Input records:
━━━━━━━━━━━━━━━━

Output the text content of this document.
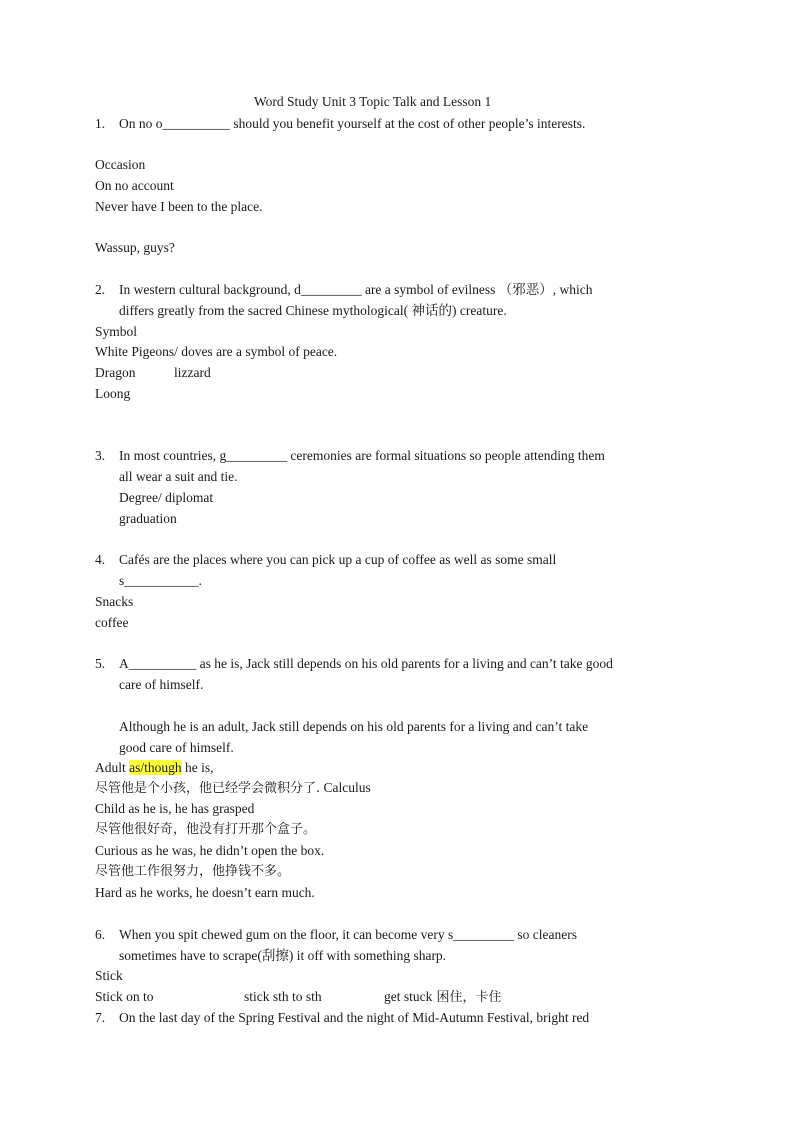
Word Study Unit 3 Topic Talk and Lesson 1
1. On no o__________ should you benefit yourself at the cost of other people’s interests.
Occasion
On no account
Never have I been to the place.
Wassup, guys?
2. In western cultural background, d_________ are a symbol of evilness （邪恶）, which
differs greatly from the sacred Chinese mythological( 神话的) creature.
Symbol
White Pigeons/ doves are a symbol of peace.
Dragon	lizzard
Loong
3. In most countries, g_________ ceremonies are formal situations so people attending them
all wear a suit and tie.
Degree/ diplomat
graduation
4. Cafés are the places where you can pick up a cup of coffee as well as some small
s___________.
Snacks
coffee
5. A__________ as he is, Jack still depends on his old parents for a living and can’t take good
care of himself.
Although he is an adult, Jack still depends on his old parents for a living and can’t take
good care of himself.
Adult as/though he is,
尽管他是个小孩，他已经学会微积分了. Calculus
Child as he is, he has grasped
尽管他很好奇，他没有打开那个盒子。
Curious as he was, he didn’t open the box.
尽管他工作很努力，他挣钱不多。
Hard as he works, he doesn’t earn much.
6. When you spit chewed gum on the floor, it can become very s_________ so cleaners
sometimes have to scrape(刮擦) it off with something sharp.
Stick
Stick on to	stick sth to sth	get stuck 困住，卡住
7. On the last day of the Spring Festival and the night of Mid-Autumn Festival, bright red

━━━━━━━━━━━━━━━━

The request:
Make an exact copy of every entry above, minus the images.

Right answer:
Output the text content of this document.
Word Study Unit 3 Topic Talk and Lesson 1
1. On no o__________ should you benefit yourself at the cost of other people’s interests.
Occasion
On no account
Never have I been to the place.
Wassup, guys?
2. In western cultural background, d_________ are a symbol of evilness （邪恶）, which
differs greatly from the sacred Chinese mythological( 神话的) creature.
Symbol
White Pigeons/ doves are a symbol of peace.
Dragon	lizzard
Loong
3. In most countries, g_________ ceremonies are formal situations so people attending them
all wear a suit and tie.
Degree/ diplomat
graduation
4. Cafés are the places where you can pick up a cup of coffee as well as some small
s___________.
Snacks
coffee
5. A__________ as he is, Jack still depends on his old parents for a living and can’t take good
care of himself.
Although he is an adult, Jack still depends on his old parents for a living and can’t take
good care of himself.
Adult as/though he is,
尽管他是个小孩，他已经学会微积分了. Calculus
Child as he is, he has grasped
尽管他很好奇，他没有打开那个盒子。
Curious as he was, he didn’t open the box.
尽管他工作很努力，他挣钱不多。
Hard as he works, he doesn’t earn much.
6. When you spit chewed gum on the floor, it can become very s_________ so cleaners
sometimes have to scrape(刮擦) it off with something sharp.
Stick
Stick on to	stick sth to sth	get stuck 困住，卡住
7. On the last day of the Spring Festival and the night of Mid-Autumn Festival, bright red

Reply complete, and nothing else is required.